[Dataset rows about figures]
## START

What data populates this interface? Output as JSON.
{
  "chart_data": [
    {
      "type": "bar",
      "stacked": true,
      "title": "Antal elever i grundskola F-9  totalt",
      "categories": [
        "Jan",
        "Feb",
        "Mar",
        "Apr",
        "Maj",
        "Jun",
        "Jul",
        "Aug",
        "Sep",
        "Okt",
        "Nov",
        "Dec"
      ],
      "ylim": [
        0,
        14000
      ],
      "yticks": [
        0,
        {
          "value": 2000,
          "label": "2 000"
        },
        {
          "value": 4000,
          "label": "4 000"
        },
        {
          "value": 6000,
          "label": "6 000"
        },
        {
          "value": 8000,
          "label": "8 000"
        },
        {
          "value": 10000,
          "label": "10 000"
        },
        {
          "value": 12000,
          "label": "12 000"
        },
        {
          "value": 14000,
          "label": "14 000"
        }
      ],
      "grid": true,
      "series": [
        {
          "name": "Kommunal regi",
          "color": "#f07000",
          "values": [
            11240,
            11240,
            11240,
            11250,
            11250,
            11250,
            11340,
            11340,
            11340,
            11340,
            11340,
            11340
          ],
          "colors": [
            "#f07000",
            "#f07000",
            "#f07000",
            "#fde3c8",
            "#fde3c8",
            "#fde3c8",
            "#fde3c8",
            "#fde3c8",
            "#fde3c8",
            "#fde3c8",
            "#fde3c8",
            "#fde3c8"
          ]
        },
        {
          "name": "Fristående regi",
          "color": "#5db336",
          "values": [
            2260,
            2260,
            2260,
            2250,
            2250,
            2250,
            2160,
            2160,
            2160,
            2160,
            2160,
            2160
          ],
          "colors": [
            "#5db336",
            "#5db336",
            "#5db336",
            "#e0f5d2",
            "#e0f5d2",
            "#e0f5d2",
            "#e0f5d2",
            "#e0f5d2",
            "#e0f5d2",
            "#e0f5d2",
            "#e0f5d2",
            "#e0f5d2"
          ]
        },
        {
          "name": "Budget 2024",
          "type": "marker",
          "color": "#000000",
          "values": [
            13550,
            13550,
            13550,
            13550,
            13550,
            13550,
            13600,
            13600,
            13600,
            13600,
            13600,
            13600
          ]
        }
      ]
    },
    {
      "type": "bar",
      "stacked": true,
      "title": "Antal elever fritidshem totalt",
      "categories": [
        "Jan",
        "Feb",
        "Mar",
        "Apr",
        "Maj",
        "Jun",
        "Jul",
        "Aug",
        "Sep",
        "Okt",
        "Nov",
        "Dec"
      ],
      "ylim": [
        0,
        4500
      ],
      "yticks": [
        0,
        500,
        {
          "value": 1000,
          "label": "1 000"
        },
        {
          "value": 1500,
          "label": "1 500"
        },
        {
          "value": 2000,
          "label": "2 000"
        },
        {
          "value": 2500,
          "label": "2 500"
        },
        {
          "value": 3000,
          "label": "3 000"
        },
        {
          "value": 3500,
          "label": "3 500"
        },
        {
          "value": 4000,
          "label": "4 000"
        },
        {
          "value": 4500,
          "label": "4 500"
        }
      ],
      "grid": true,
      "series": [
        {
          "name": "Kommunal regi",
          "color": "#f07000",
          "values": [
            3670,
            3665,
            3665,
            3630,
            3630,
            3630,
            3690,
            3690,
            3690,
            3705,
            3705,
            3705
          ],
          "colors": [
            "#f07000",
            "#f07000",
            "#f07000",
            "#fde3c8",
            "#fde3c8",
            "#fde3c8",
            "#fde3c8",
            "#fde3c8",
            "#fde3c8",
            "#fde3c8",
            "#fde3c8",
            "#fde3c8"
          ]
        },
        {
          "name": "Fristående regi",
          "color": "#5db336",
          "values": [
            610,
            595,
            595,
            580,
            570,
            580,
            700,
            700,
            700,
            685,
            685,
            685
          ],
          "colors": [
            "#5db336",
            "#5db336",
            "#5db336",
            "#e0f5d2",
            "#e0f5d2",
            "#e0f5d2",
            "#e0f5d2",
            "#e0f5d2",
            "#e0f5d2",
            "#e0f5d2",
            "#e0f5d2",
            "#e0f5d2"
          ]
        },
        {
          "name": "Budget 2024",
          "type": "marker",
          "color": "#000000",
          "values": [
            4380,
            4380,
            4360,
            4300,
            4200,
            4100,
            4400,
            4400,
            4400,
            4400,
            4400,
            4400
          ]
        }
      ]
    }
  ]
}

## END

EXERCISE REQUIREMENTS:
Retype the whole listing above exactly.

THE RESPONSE:
What data populates this interface? Output as JSON.
{
  "chart_data": [
    {
      "type": "bar",
      "stacked": true,
      "title": "Antal elever i grundskola F-9  totalt",
      "categories": [
        "Jan",
        "Feb",
        "Mar",
        "Apr",
        "Maj",
        "Jun",
        "Jul",
        "Aug",
        "Sep",
        "Okt",
        "Nov",
        "Dec"
      ],
      "ylim": [
        0,
        14000
      ],
      "yticks": [
        0,
        {
          "value": 2000,
          "label": "2 000"
        },
        {
          "value": 4000,
          "label": "4 000"
        },
        {
          "value": 6000,
          "label": "6 000"
        },
        {
          "value": 8000,
          "label": "8 000"
        },
        {
          "value": 10000,
          "label": "10 000"
        },
        {
          "value": 12000,
          "label": "12 000"
        },
        {
          "value": 14000,
          "label": "14 000"
        }
      ],
      "grid": true,
      "series": [
        {
          "name": "Kommunal regi",
          "color": "#f07000",
          "values": [
            11240,
            11240,
            11240,
            11250,
            11250,
            11250,
            11340,
            11340,
            11340,
            11340,
            11340,
            11340
          ],
          "colors": [
            "#f07000",
            "#f07000",
            "#f07000",
            "#fde3c8",
            "#fde3c8",
            "#fde3c8",
            "#fde3c8",
            "#fde3c8",
            "#fde3c8",
            "#fde3c8",
            "#fde3c8",
            "#fde3c8"
          ]
        },
        {
          "name": "Fristående regi",
          "color": "#5db336",
          "values": [
            2260,
            2260,
            2260,
            2250,
            2250,
            2250,
            2160,
            2160,
            2160,
            2160,
            2160,
            2160
          ],
          "colors": [
            "#5db336",
            "#5db336",
            "#5db336",
            "#e0f5d2",
            "#e0f5d2",
            "#e0f5d2",
            "#e0f5d2",
            "#e0f5d2",
            "#e0f5d2",
            "#e0f5d2",
            "#e0f5d2",
            "#e0f5d2"
          ]
        },
        {
          "name": "Budget 2024",
          "type": "marker",
          "color": "#000000",
          "values": [
            13550,
            13550,
            13550,
            13550,
            13550,
            13550,
            13600,
            13600,
            13600,
            13600,
            13600,
            13600
          ]
        }
      ]
    },
    {
      "type": "bar",
      "stacked": true,
      "title": "Antal elever fritidshem totalt",
      "categories": [
        "Jan",
        "Feb",
        "Mar",
        "Apr",
        "Maj",
        "Jun",
        "Jul",
        "Aug",
        "Sep",
        "Okt",
        "Nov",
        "Dec"
      ],
      "ylim": [
        0,
        4500
      ],
      "yticks": [
        0,
        500,
        {
          "value": 1000,
          "label": "1 000"
        },
        {
          "value": 1500,
          "label": "1 500"
        },
        {
          "value": 2000,
          "label": "2 000"
        },
        {
          "value": 2500,
          "label": "2 500"
        },
        {
          "value": 3000,
          "label": "3 000"
        },
        {
          "value": 3500,
          "label": "3 500"
        },
        {
          "value": 4000,
          "label": "4 000"
        },
        {
          "value": 4500,
          "label": "4 500"
        }
      ],
      "grid": true,
      "series": [
        {
          "name": "Kommunal regi",
          "color": "#f07000",
          "values": [
            3670,
            3665,
            3665,
            3630,
            3630,
            3630,
            3690,
            3690,
            3690,
            3705,
            3705,
            3705
          ],
          "colors": [
            "#f07000",
            "#f07000",
            "#f07000",
            "#fde3c8",
            "#fde3c8",
            "#fde3c8",
            "#fde3c8",
            "#fde3c8",
            "#fde3c8",
            "#fde3c8",
            "#fde3c8",
            "#fde3c8"
          ]
        },
        {
          "name": "Fristående regi",
          "color": "#5db336",
          "values": [
            610,
            595,
            595,
            580,
            570,
            580,
            700,
            700,
            700,
            685,
            685,
            685
          ],
          "colors": [
            "#5db336",
            "#5db336",
            "#5db336",
            "#e0f5d2",
            "#e0f5d2",
            "#e0f5d2",
            "#e0f5d2",
            "#e0f5d2",
            "#e0f5d2",
            "#e0f5d2",
            "#e0f5d2",
            "#e0f5d2"
          ]
        },
        {
          "name": "Budget 2024",
          "type": "marker",
          "color": "#000000",
          "values": [
            4380,
            4380,
            4360,
            4300,
            4200,
            4100,
            4400,
            4400,
            4400,
            4400,
            4400,
            4400
          ]
        }
      ]
    }
  ]
}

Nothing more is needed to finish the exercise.